> **WRITTEN EXERCISE**
Find the lines holding the string "image" in the data, then copy all of them.

Figure dataset records
** Begin **
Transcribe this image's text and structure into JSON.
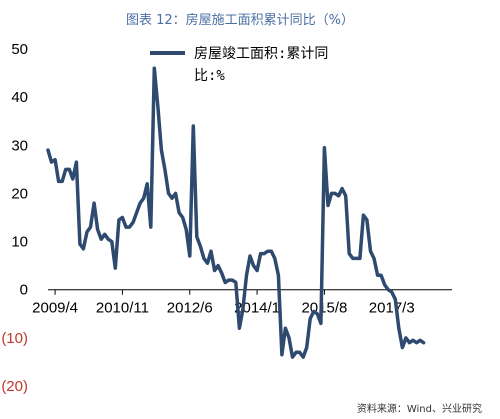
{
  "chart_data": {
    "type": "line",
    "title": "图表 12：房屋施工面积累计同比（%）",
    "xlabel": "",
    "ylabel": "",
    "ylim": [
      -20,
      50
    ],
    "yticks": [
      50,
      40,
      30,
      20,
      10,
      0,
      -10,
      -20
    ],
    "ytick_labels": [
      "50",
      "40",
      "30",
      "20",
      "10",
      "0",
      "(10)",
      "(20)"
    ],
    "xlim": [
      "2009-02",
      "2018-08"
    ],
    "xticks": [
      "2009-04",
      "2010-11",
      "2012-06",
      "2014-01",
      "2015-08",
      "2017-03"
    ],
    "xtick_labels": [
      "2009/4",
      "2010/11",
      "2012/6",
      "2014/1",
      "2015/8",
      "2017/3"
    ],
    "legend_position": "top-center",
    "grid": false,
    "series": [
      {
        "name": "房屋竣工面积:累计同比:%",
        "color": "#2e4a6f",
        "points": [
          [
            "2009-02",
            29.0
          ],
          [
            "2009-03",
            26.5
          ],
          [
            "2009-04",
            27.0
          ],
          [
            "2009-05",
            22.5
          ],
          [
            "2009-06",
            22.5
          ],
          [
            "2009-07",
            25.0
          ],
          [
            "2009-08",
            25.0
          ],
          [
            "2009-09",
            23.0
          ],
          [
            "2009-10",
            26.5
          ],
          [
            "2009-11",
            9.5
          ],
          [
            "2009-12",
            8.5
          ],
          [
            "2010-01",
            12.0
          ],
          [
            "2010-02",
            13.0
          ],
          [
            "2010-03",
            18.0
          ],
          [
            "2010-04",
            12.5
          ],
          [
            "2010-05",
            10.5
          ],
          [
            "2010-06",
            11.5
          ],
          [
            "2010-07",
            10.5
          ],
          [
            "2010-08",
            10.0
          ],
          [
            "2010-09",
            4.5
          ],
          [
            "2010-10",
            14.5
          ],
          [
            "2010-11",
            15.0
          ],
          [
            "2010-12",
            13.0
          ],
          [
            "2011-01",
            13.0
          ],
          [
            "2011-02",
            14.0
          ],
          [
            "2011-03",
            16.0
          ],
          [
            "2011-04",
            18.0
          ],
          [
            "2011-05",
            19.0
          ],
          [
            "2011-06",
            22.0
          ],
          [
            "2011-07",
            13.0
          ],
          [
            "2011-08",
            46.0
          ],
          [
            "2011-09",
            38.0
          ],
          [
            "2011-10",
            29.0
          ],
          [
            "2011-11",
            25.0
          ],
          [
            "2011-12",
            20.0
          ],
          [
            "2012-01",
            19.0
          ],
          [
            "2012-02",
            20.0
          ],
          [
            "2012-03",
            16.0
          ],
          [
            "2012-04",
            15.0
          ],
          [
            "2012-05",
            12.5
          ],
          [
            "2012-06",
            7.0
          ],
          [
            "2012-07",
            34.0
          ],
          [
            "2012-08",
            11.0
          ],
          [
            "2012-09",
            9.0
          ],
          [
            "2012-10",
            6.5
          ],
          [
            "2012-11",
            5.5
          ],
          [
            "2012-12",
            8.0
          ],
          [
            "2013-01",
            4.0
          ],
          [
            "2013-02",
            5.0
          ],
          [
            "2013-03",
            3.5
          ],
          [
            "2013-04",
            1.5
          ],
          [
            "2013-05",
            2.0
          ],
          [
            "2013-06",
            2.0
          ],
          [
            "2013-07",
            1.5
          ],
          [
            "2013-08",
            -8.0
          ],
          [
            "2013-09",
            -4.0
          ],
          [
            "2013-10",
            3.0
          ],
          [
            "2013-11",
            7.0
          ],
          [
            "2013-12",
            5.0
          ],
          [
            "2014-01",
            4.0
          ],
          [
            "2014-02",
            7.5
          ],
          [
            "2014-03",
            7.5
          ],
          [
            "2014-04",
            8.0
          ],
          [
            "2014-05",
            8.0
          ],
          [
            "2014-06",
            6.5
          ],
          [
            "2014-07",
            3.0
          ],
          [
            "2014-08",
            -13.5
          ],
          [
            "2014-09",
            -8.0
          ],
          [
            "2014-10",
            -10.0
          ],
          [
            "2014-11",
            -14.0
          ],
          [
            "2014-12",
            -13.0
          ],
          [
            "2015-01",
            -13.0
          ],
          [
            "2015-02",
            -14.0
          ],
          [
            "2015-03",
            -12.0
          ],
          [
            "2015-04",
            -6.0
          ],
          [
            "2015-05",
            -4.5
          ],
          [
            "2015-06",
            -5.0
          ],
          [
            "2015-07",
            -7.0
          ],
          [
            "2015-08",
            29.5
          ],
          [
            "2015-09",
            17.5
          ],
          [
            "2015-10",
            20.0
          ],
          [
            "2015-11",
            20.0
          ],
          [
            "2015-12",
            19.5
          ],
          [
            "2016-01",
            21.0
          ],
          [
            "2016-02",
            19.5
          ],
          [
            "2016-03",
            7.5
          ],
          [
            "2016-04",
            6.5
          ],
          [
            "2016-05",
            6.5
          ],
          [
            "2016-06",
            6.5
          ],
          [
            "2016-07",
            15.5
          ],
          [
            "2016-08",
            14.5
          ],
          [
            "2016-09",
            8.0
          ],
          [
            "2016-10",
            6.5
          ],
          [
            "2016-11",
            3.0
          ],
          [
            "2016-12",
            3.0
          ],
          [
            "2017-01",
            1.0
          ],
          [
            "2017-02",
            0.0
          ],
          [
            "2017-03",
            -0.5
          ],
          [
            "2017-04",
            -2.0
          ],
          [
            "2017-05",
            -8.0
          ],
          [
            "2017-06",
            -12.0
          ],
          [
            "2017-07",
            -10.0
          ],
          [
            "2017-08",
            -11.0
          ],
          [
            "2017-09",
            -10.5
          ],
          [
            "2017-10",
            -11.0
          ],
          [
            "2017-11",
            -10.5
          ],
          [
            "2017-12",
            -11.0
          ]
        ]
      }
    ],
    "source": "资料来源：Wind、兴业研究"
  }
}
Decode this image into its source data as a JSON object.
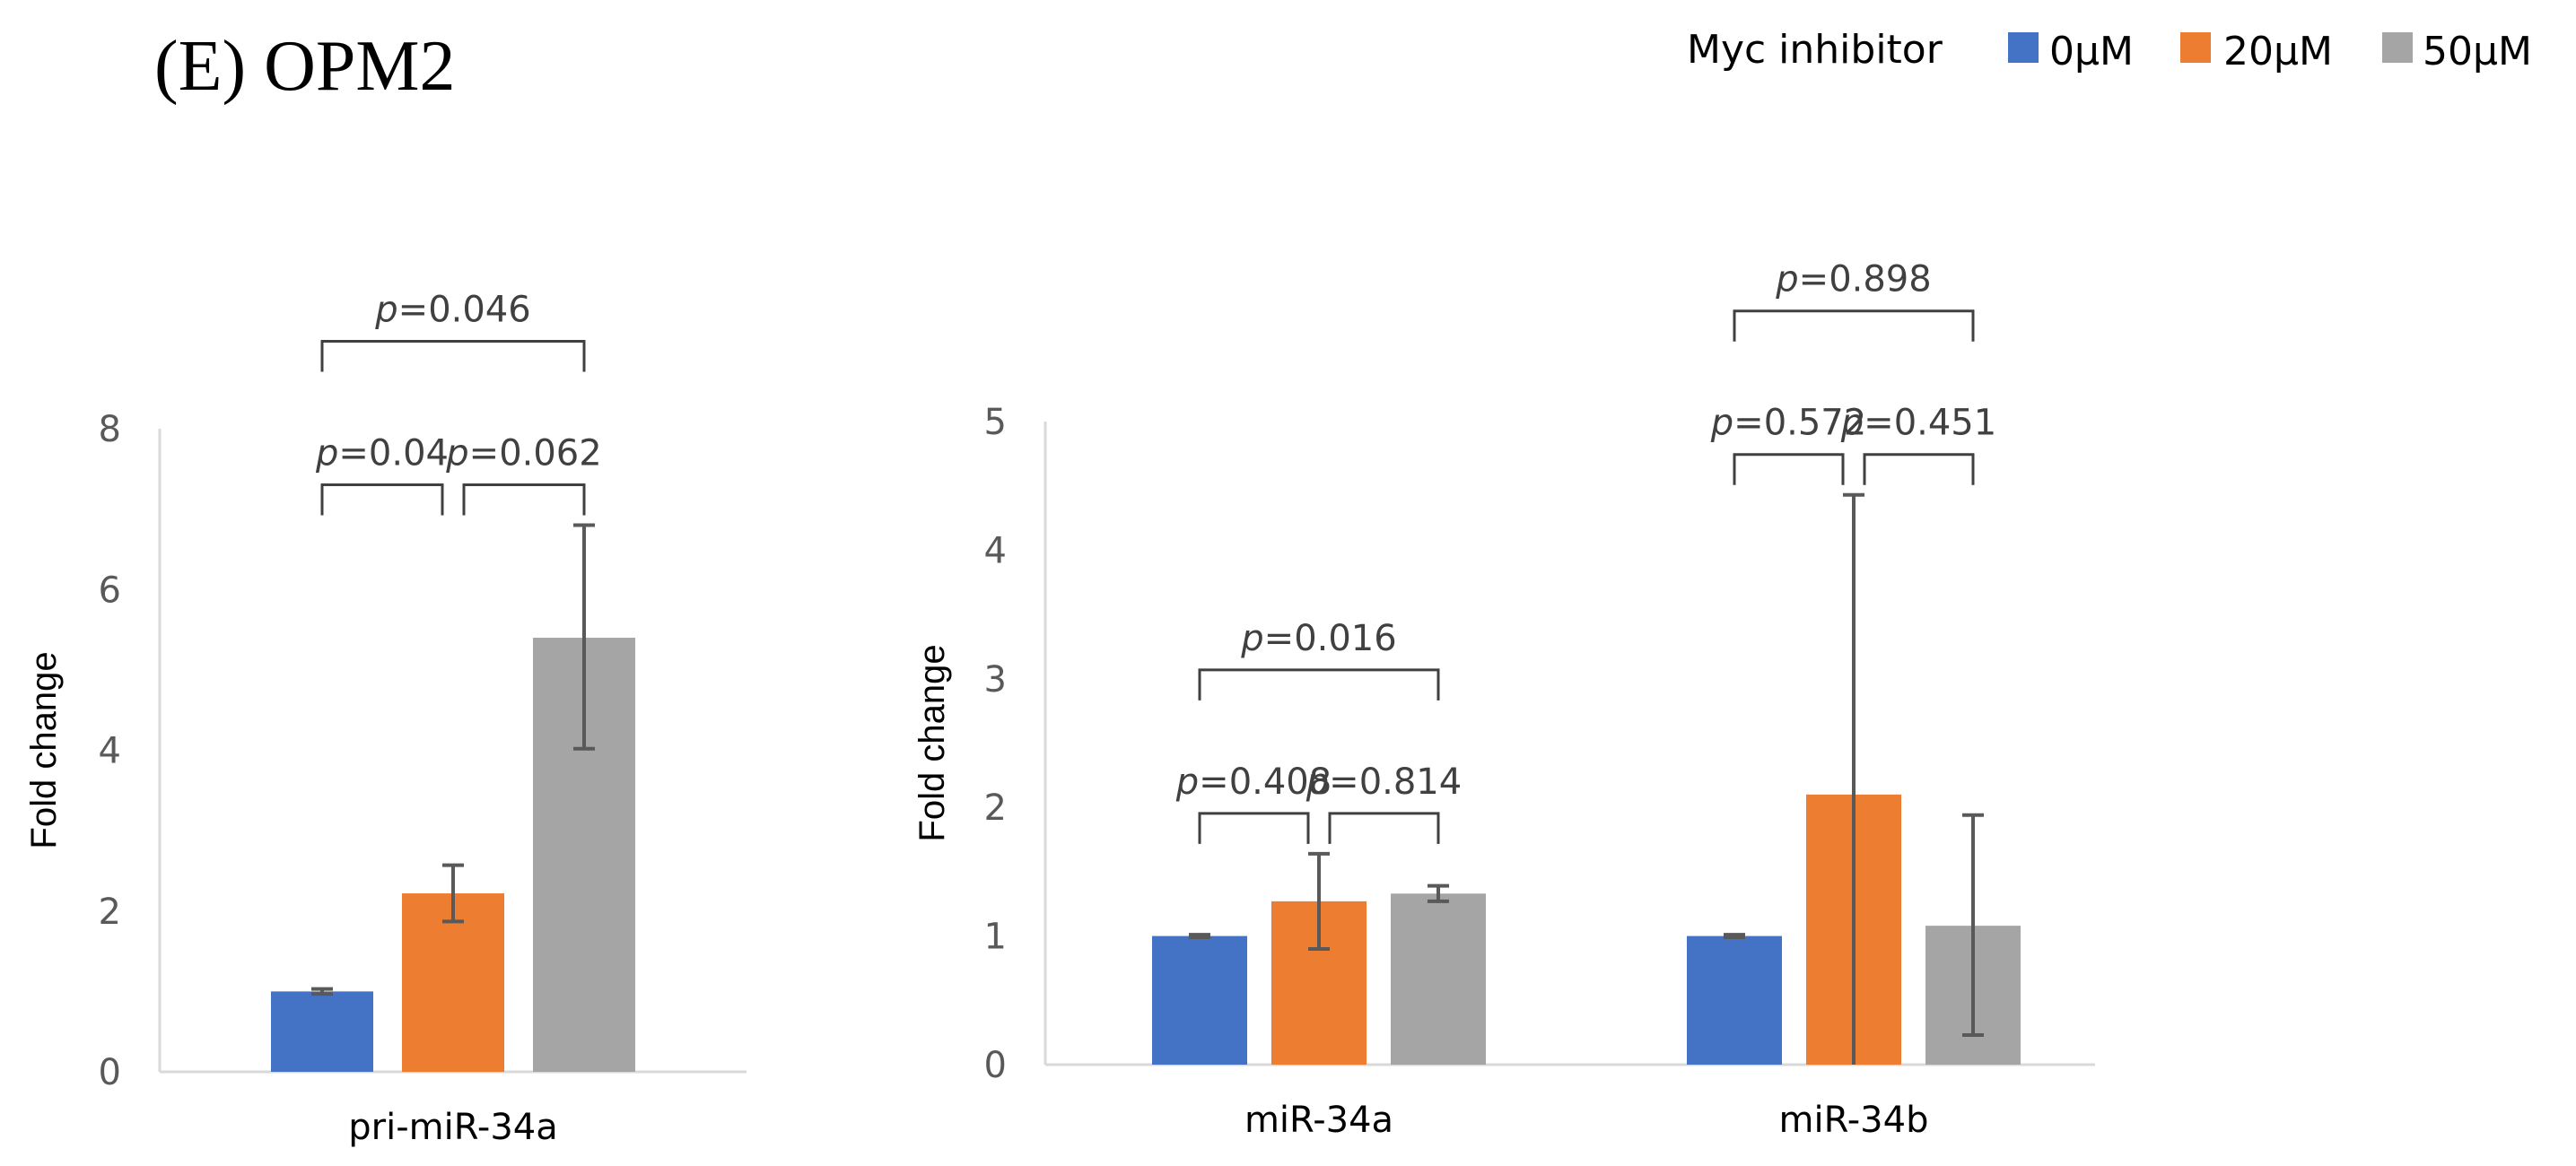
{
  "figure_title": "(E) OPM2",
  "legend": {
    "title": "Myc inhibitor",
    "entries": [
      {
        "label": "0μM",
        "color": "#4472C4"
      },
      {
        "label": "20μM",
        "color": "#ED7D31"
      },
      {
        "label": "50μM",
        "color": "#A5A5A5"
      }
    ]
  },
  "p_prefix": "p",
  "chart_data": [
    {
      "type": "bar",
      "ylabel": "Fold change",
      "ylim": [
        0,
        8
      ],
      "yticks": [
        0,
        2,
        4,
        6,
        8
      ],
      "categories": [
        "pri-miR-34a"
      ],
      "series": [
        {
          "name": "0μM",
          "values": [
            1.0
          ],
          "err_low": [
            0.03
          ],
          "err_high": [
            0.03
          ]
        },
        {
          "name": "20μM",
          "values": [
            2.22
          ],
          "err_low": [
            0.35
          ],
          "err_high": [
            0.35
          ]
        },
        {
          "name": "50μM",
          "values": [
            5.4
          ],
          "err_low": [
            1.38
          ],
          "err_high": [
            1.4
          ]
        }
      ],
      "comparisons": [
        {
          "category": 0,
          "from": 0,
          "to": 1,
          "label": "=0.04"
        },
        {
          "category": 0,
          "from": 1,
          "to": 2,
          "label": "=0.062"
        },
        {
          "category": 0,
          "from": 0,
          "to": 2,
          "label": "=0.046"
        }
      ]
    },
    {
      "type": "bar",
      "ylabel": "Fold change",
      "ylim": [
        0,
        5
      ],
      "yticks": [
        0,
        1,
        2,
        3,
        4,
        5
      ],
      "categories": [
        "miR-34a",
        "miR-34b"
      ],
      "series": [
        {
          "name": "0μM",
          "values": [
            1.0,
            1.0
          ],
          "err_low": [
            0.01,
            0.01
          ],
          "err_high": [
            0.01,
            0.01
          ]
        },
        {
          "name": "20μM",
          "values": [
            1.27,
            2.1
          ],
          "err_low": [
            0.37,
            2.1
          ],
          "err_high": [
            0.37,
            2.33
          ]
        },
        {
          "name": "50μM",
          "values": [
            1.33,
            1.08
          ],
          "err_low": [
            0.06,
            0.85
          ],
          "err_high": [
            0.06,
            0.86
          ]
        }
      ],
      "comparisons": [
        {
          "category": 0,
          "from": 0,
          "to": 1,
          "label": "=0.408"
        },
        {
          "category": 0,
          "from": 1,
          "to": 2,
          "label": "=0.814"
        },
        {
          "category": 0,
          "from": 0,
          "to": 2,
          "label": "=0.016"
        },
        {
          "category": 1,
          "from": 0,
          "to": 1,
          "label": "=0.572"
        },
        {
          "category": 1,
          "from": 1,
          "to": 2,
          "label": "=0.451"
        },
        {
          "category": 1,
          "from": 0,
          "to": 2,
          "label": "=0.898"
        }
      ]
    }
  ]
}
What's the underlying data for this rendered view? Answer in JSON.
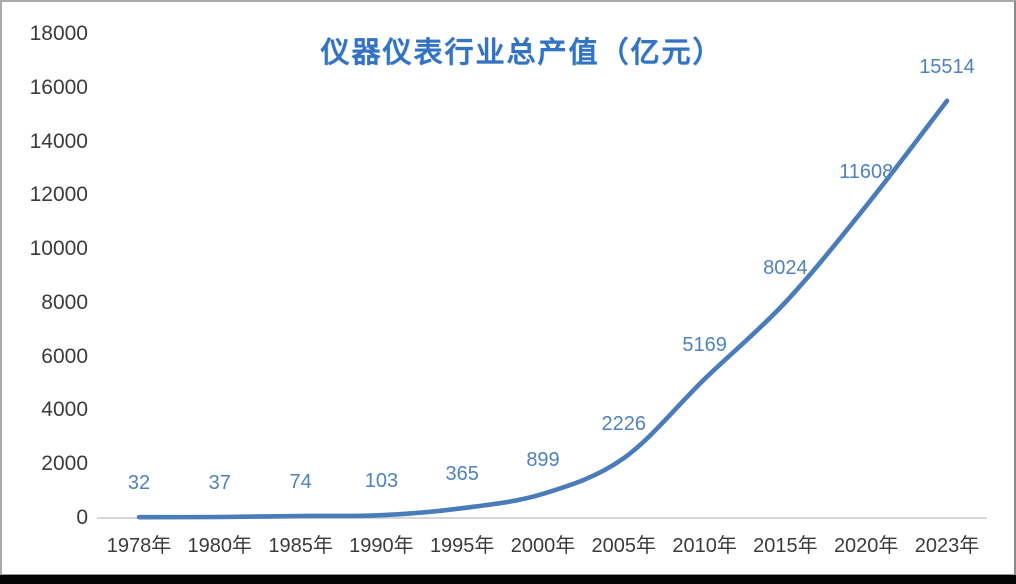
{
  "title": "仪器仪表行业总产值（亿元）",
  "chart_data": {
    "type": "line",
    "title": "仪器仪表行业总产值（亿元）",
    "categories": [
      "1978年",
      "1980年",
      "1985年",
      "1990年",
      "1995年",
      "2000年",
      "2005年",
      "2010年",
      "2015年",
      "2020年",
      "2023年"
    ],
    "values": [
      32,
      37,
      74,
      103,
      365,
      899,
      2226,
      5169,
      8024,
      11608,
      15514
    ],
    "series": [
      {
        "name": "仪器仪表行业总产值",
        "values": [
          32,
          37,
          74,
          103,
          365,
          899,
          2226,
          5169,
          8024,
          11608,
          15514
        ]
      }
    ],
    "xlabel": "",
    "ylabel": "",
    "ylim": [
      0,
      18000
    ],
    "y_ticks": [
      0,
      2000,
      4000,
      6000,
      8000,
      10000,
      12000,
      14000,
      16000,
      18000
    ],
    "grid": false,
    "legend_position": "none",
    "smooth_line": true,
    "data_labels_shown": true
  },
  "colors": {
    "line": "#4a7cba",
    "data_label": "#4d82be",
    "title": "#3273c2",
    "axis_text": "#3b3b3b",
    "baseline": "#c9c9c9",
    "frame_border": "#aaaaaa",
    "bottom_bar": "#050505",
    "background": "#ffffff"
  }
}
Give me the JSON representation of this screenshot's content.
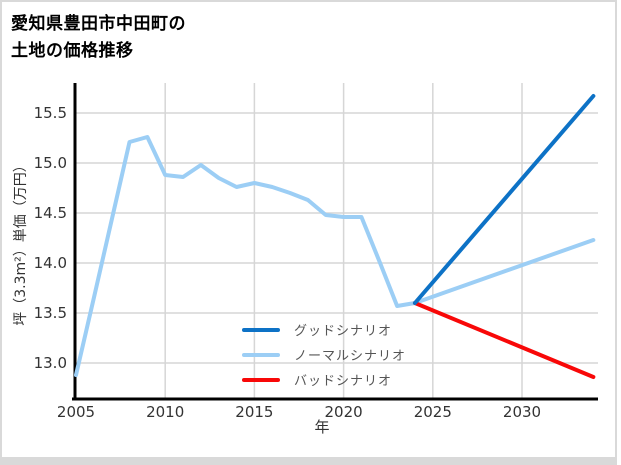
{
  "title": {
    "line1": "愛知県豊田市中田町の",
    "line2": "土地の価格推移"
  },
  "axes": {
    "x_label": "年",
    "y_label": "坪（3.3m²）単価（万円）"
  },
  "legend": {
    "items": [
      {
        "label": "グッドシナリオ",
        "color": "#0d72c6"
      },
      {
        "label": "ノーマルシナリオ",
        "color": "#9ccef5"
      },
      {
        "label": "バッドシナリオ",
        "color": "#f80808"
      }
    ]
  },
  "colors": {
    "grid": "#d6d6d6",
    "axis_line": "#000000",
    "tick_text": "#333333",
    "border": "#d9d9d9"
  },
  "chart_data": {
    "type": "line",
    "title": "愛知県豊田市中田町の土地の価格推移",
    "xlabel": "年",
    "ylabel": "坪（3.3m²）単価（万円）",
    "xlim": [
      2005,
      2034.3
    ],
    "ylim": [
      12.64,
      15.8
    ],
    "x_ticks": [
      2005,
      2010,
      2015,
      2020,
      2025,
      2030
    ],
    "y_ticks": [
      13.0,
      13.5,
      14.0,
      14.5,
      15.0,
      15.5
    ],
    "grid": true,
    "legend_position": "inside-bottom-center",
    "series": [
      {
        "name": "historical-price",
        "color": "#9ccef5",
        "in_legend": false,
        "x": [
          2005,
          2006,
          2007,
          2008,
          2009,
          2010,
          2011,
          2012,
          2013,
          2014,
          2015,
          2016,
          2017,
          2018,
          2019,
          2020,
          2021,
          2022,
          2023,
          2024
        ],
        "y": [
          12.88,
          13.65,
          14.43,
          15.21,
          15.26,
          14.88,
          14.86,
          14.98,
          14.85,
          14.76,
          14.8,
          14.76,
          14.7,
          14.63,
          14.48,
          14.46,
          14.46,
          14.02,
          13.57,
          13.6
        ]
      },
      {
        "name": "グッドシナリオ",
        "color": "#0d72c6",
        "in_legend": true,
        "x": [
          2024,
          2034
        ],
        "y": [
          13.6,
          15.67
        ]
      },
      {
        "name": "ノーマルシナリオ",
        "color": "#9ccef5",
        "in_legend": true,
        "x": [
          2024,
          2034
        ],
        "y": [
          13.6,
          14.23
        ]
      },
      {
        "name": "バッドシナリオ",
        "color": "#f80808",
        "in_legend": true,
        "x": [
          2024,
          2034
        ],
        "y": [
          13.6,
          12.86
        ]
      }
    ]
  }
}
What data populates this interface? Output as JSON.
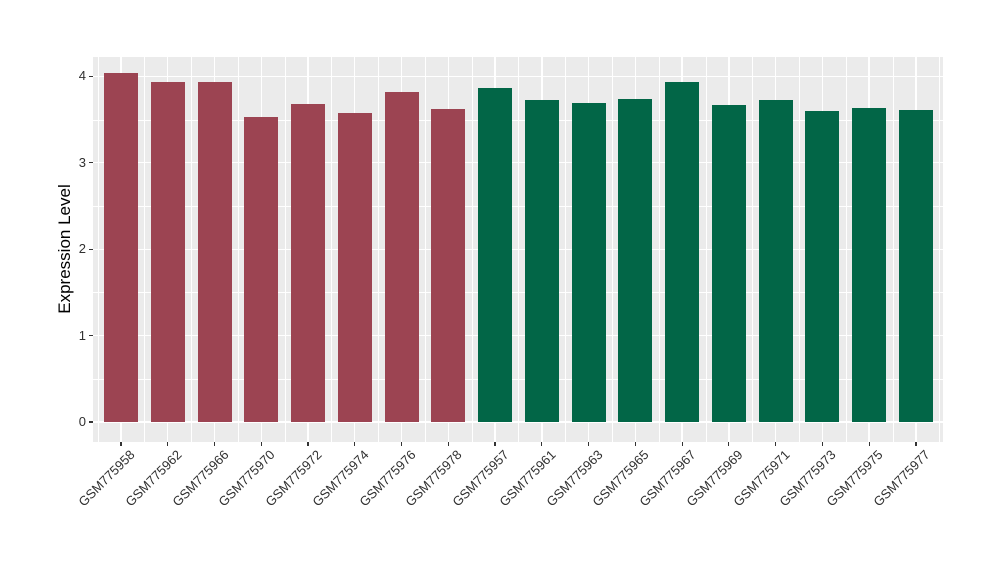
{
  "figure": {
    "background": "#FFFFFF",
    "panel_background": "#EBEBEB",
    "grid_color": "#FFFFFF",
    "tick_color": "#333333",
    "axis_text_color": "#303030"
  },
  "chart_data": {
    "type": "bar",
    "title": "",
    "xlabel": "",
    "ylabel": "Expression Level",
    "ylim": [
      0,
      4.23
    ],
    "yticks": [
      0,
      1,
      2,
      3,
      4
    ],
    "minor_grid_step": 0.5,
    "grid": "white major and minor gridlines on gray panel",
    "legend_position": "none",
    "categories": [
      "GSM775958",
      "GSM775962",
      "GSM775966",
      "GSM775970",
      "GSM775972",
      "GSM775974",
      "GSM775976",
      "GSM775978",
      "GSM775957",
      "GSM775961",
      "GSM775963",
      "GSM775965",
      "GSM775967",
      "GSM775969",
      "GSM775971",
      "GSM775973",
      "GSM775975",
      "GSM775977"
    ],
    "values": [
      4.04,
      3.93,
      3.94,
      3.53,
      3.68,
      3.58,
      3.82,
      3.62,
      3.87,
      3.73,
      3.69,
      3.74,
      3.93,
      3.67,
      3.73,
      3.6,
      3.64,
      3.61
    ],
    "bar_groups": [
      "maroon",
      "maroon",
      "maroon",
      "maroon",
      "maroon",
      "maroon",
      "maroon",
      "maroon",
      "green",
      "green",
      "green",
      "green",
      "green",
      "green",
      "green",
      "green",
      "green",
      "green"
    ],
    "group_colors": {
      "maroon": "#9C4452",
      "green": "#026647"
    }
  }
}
** End **
> **SOLVED EXERCISE**
Transcribe this image's text and structure into JSON.
Decode this image into its source data as a JSON object.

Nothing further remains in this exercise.